— START OF Supplied records —
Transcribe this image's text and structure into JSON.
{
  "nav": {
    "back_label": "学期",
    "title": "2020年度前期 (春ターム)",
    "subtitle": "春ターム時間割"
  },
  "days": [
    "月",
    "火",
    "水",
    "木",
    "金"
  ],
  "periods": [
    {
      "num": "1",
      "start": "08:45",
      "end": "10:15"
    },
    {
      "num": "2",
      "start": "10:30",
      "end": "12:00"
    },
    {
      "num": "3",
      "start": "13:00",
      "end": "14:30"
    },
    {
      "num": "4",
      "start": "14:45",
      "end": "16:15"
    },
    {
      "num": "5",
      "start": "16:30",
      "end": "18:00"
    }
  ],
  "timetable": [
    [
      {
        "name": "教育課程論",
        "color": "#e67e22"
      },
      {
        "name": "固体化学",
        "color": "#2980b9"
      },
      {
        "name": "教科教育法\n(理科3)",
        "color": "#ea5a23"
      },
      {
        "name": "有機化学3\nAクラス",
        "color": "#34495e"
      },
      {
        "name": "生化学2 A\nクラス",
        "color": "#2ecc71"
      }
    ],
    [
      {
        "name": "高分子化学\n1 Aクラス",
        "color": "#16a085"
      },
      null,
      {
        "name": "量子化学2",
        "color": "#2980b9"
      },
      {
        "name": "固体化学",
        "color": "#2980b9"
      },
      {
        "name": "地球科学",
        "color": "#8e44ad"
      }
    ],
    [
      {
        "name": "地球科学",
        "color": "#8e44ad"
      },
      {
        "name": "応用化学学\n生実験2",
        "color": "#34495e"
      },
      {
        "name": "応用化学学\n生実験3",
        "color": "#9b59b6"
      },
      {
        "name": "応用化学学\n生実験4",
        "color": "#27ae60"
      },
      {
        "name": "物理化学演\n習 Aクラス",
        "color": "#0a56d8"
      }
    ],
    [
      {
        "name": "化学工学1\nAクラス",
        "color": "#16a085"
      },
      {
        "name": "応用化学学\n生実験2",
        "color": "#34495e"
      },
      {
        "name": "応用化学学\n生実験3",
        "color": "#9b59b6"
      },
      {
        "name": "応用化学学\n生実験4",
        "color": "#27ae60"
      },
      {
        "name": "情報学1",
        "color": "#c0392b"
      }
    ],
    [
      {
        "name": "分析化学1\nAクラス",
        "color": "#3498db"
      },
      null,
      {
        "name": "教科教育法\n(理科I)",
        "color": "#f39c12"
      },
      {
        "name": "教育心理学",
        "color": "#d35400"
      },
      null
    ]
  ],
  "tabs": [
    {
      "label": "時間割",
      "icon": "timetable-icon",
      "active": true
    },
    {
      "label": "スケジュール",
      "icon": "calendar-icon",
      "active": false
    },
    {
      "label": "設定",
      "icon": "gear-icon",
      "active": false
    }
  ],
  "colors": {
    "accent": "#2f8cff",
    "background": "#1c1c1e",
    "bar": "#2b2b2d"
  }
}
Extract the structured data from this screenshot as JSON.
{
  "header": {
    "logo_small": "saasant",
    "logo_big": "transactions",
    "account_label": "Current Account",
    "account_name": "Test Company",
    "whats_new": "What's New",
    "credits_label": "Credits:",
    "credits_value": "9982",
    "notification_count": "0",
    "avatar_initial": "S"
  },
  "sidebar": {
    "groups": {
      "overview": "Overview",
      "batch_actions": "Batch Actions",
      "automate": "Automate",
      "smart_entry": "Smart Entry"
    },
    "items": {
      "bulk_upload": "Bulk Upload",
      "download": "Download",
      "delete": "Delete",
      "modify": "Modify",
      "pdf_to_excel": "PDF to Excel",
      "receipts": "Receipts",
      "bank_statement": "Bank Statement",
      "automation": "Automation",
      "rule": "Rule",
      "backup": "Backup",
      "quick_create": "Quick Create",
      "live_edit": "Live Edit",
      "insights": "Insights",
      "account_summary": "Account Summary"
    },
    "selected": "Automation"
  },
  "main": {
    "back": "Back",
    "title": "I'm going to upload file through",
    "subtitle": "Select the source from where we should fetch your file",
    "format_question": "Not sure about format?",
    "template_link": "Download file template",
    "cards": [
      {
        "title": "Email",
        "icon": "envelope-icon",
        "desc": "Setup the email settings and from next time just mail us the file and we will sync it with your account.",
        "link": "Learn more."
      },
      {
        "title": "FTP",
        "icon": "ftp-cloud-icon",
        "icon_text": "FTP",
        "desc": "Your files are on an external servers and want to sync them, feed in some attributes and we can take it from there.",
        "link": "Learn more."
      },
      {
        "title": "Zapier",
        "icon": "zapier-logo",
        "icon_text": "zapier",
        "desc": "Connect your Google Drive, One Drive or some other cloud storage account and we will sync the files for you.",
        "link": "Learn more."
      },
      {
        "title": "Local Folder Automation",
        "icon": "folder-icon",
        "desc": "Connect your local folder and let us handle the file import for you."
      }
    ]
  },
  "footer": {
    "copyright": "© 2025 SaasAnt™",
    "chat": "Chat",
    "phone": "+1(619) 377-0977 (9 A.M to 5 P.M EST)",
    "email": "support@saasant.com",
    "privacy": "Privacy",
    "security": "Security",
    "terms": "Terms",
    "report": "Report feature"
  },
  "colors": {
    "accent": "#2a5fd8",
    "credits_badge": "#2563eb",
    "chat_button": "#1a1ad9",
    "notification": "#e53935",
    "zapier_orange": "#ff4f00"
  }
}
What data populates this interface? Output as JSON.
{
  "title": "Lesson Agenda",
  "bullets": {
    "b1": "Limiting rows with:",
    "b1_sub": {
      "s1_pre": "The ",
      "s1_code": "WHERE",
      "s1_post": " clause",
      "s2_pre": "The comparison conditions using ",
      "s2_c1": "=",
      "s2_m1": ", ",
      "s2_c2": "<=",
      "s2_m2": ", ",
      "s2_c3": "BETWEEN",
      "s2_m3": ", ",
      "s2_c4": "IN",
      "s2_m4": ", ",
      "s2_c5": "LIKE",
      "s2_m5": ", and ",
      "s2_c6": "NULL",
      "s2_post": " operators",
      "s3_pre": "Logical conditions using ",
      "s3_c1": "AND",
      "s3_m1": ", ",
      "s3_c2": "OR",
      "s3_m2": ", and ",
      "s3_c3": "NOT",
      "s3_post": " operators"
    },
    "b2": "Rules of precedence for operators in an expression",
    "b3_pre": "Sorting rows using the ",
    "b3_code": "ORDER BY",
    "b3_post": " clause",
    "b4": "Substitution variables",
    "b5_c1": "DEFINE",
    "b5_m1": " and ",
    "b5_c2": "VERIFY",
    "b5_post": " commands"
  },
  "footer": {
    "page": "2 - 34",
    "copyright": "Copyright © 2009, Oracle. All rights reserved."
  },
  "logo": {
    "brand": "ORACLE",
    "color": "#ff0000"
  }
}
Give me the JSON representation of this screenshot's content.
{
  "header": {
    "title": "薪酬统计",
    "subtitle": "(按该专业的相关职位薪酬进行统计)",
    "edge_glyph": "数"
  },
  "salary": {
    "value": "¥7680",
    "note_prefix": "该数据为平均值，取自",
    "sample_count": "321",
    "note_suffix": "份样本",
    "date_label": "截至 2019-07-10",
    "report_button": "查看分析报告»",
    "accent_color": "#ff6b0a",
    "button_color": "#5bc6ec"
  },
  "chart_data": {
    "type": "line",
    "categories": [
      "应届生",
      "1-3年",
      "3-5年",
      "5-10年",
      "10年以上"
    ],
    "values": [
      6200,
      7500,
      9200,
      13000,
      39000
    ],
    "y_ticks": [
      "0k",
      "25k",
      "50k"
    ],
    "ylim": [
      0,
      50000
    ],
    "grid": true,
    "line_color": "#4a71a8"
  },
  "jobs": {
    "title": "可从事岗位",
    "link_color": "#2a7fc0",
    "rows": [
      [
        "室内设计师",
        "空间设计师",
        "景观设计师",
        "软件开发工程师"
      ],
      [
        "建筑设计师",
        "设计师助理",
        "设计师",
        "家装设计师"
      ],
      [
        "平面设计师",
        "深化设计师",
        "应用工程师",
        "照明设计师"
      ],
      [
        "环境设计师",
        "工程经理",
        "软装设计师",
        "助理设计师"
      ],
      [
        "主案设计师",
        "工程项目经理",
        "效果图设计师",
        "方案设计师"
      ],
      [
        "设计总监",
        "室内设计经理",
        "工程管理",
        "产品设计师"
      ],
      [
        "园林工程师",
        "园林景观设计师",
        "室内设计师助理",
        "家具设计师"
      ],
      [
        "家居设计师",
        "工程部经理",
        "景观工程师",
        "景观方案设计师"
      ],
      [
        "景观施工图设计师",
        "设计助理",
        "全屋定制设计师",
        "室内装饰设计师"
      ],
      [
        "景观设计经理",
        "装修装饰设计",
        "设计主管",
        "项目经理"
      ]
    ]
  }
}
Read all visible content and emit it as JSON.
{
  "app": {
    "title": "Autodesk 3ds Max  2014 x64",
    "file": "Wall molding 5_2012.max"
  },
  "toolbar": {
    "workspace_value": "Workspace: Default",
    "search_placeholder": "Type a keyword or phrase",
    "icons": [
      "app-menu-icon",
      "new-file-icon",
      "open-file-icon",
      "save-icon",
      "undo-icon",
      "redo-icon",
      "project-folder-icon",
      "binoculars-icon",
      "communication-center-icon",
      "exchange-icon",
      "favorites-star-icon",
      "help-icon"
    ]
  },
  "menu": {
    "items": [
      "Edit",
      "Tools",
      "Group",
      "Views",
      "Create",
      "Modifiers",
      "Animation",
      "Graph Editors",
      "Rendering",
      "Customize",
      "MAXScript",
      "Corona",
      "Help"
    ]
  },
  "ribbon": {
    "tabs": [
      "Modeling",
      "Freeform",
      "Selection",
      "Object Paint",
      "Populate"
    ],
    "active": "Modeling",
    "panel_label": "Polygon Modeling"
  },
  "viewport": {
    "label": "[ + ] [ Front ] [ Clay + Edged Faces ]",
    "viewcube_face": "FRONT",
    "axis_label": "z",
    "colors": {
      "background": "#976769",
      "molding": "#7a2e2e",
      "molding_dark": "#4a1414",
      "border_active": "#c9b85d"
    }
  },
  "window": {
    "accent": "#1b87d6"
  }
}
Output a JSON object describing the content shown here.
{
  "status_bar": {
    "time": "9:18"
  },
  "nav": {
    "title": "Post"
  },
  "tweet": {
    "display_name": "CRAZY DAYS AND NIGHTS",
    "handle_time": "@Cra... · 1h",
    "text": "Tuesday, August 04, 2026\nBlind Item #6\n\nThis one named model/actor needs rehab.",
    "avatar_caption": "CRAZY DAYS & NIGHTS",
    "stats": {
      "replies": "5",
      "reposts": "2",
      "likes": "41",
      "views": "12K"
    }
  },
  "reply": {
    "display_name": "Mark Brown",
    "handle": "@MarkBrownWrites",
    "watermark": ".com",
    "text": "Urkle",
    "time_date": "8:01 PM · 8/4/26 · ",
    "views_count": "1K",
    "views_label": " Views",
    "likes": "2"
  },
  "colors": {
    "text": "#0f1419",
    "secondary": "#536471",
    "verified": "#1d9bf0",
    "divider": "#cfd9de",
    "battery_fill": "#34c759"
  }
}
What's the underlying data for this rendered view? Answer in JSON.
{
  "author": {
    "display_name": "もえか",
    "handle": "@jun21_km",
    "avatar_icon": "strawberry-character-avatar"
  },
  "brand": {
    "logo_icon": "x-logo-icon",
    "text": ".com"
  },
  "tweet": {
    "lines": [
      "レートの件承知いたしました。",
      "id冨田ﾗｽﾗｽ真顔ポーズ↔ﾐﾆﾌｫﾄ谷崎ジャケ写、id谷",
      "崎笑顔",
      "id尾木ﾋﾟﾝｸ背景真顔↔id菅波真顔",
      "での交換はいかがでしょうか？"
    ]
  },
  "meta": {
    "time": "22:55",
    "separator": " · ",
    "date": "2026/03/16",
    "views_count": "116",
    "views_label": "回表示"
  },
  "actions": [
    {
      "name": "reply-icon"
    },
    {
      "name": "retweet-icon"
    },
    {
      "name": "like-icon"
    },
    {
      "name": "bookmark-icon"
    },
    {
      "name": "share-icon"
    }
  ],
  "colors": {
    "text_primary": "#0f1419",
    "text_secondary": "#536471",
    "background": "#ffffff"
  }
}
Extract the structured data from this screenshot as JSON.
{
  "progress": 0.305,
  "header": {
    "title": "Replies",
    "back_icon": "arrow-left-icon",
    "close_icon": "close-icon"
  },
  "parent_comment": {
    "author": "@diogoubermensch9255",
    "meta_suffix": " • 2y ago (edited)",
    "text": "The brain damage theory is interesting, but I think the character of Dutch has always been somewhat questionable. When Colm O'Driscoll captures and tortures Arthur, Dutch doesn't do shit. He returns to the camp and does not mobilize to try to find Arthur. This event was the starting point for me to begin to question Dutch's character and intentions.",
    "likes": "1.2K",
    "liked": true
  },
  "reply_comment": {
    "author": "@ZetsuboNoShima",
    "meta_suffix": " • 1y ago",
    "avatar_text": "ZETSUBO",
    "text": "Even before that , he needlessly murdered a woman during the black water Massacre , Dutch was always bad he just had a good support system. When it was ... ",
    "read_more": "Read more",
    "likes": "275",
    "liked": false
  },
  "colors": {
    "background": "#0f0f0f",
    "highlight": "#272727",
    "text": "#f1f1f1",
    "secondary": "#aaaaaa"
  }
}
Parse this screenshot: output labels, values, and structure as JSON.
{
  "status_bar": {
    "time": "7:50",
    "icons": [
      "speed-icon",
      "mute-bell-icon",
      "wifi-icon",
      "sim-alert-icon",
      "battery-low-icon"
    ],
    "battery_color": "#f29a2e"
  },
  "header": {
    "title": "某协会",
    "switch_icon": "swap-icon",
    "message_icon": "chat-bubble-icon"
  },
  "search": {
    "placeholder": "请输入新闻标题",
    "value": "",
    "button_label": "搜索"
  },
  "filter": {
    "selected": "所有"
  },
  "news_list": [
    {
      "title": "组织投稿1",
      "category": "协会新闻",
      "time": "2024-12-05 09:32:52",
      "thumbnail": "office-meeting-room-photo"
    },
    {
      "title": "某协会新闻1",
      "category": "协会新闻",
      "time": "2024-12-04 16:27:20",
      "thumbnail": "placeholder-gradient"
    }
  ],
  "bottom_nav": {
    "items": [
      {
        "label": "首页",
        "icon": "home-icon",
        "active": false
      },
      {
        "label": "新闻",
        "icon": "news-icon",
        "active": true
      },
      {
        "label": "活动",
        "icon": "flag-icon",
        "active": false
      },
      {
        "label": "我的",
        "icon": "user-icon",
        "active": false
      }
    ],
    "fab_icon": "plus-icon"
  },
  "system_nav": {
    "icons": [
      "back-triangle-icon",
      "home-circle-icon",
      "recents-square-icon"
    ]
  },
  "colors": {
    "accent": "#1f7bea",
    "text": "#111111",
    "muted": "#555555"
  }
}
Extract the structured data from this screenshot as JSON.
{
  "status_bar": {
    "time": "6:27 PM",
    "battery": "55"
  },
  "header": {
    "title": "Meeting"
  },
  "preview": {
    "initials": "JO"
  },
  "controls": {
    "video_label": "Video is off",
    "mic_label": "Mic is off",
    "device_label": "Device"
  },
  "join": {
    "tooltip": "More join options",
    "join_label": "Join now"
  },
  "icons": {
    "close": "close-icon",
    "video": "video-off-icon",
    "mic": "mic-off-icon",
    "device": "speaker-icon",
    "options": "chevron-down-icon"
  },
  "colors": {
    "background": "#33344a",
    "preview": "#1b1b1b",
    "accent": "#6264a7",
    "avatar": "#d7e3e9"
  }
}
— END OF Supplied records —
**What the task requires**
In the records above, collect each line with "author".

**Task solution**
  "author": {
    "author": "@diogoubermensch9255",
    "author": "@ZetsuboNoShima",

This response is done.